┌────────

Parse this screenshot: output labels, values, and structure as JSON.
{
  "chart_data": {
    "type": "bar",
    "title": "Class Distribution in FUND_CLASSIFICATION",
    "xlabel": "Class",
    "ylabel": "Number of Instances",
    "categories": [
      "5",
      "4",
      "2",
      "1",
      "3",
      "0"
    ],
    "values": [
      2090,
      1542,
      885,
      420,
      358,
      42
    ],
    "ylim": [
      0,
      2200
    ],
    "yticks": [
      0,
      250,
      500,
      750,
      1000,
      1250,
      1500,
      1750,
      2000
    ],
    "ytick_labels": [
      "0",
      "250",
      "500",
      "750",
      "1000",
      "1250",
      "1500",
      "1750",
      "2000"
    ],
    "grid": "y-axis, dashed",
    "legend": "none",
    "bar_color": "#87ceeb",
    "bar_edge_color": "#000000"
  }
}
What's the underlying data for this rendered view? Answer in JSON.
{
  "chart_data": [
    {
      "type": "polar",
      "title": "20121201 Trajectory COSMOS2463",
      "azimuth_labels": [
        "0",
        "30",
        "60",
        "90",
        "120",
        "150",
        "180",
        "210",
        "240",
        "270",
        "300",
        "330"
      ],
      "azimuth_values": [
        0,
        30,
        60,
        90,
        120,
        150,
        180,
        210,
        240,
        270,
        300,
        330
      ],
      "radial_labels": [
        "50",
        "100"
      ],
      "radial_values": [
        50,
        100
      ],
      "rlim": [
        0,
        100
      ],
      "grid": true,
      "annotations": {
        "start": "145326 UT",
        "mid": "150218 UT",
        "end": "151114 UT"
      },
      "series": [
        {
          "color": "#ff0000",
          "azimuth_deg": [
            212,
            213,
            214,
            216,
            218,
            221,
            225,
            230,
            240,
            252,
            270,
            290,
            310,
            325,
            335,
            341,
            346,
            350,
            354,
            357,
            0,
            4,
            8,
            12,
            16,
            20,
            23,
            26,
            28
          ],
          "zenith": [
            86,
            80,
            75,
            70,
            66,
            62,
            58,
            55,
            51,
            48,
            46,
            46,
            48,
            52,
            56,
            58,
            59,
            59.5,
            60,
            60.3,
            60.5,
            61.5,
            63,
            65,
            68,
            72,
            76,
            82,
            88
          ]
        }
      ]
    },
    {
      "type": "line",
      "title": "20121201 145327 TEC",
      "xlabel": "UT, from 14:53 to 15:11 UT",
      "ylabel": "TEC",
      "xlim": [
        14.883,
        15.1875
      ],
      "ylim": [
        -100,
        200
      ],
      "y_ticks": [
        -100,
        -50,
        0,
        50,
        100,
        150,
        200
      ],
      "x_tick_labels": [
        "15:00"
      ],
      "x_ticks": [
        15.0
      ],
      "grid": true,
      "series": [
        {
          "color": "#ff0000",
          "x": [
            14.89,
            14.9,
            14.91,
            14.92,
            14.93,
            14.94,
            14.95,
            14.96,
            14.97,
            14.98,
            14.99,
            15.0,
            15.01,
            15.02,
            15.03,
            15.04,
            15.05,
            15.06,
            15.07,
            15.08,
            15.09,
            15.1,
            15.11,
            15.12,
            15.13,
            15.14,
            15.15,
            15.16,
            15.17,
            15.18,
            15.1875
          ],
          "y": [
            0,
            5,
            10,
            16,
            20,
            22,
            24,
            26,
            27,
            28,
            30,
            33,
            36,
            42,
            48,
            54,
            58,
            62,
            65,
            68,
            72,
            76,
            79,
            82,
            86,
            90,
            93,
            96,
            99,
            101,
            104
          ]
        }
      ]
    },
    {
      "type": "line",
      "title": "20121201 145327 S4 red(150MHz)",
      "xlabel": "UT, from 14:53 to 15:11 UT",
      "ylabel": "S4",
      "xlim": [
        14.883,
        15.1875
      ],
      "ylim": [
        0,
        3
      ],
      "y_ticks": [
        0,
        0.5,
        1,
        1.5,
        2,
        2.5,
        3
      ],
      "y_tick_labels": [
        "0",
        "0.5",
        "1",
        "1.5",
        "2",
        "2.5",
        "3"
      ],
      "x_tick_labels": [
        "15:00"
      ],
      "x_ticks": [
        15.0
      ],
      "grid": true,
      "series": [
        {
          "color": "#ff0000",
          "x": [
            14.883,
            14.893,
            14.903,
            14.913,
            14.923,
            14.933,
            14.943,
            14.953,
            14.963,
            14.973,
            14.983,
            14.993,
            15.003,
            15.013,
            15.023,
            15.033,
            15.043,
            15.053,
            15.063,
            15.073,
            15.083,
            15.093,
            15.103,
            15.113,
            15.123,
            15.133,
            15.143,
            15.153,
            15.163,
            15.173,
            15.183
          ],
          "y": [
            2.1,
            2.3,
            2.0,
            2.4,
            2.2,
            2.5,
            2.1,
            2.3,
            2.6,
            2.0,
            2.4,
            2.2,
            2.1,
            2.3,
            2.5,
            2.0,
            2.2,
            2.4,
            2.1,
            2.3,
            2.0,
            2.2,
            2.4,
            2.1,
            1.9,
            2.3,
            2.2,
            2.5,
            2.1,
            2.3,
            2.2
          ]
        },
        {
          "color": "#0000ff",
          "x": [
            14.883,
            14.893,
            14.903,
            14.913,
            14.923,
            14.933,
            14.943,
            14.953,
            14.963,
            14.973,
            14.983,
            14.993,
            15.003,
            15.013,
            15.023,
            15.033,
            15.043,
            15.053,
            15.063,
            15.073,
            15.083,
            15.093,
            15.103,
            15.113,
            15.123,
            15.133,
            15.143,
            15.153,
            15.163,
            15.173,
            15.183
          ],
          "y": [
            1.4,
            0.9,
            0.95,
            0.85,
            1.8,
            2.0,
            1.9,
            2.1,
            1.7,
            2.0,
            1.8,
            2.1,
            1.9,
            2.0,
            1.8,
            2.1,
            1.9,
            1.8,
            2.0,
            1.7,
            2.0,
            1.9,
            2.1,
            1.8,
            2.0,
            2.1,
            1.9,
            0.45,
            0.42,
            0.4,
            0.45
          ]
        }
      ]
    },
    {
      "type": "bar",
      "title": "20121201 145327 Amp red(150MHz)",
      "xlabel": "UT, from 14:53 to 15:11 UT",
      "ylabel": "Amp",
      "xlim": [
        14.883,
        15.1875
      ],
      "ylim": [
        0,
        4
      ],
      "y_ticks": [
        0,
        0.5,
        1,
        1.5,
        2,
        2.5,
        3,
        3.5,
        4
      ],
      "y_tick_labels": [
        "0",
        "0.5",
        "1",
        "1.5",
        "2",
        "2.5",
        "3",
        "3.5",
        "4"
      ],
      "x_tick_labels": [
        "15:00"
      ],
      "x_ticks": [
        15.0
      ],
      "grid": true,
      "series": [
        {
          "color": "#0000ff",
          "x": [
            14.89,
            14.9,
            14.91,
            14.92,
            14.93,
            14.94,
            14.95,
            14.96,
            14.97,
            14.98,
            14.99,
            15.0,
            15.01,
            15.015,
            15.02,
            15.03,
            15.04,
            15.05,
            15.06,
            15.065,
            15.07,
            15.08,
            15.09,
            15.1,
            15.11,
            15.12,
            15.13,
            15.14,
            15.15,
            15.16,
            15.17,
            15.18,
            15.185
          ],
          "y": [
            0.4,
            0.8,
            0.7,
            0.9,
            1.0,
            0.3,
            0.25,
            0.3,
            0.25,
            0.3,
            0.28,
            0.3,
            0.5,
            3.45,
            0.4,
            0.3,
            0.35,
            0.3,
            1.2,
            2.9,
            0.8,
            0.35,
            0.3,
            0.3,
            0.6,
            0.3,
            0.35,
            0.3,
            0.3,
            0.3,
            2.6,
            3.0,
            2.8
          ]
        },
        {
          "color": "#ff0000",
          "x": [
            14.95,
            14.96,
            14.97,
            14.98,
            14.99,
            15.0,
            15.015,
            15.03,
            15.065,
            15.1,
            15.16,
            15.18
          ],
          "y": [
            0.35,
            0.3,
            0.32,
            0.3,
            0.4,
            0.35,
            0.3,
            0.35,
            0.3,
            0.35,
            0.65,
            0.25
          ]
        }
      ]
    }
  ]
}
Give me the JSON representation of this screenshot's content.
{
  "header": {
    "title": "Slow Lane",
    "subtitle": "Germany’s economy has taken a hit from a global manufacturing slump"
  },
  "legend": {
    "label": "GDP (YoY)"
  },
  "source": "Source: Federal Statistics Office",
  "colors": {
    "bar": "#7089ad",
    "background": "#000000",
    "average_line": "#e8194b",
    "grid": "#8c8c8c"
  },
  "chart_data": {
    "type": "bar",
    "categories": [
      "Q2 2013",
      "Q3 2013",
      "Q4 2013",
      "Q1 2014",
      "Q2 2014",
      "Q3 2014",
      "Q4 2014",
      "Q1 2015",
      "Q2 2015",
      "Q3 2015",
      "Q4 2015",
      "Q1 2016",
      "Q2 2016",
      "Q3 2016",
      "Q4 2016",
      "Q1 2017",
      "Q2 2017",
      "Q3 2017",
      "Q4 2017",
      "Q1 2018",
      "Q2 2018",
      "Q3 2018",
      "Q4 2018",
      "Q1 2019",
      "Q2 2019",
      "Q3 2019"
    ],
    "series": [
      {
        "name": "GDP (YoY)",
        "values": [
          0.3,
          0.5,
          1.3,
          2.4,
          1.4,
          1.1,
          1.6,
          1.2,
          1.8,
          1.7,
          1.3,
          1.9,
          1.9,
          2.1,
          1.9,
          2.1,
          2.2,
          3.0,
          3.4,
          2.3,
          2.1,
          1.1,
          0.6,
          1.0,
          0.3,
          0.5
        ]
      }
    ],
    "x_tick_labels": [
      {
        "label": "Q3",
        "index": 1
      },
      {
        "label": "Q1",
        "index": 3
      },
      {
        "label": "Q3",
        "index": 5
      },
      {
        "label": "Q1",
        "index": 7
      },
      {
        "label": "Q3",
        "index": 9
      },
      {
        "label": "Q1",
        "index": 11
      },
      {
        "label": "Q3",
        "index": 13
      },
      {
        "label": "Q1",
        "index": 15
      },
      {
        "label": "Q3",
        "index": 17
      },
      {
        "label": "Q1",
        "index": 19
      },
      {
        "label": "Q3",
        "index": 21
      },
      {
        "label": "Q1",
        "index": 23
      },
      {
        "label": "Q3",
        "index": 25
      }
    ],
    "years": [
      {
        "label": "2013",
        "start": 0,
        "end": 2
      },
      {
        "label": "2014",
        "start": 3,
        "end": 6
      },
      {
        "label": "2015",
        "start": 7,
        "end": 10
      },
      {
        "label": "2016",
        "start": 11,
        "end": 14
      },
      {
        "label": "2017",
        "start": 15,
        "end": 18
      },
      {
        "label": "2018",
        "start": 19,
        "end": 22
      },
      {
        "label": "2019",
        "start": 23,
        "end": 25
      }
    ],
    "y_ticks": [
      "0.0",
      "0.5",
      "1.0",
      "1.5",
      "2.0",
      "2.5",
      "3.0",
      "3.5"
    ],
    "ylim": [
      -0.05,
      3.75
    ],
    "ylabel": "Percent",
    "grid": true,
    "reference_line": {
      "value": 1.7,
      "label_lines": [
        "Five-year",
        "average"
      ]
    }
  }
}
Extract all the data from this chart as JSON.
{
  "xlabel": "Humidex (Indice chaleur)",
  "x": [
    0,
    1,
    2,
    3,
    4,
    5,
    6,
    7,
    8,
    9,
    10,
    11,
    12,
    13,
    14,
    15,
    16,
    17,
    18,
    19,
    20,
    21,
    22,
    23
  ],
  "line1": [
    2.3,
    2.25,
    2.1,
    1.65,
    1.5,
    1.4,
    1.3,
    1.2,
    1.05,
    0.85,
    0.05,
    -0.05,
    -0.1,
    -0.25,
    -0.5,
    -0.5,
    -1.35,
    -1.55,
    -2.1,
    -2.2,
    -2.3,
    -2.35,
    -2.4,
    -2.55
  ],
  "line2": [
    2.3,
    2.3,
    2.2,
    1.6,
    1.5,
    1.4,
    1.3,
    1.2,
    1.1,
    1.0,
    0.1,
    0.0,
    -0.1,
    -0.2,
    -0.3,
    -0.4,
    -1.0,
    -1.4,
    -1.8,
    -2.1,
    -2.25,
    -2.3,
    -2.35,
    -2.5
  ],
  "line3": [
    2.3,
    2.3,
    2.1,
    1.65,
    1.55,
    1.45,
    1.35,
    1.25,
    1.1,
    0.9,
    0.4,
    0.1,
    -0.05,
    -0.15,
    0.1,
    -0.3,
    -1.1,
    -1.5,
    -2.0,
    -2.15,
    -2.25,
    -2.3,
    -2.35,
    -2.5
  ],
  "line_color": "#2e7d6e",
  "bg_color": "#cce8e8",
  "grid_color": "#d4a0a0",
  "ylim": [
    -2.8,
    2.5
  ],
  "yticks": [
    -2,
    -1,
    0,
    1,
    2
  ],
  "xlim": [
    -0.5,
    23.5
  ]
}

└────────

Show the lines of the records that contain the word "screenshot".

Full response:
Parse this screenshot: output labels, values, and structure as JSON.
Give me the JSON representation of this screenshot's content.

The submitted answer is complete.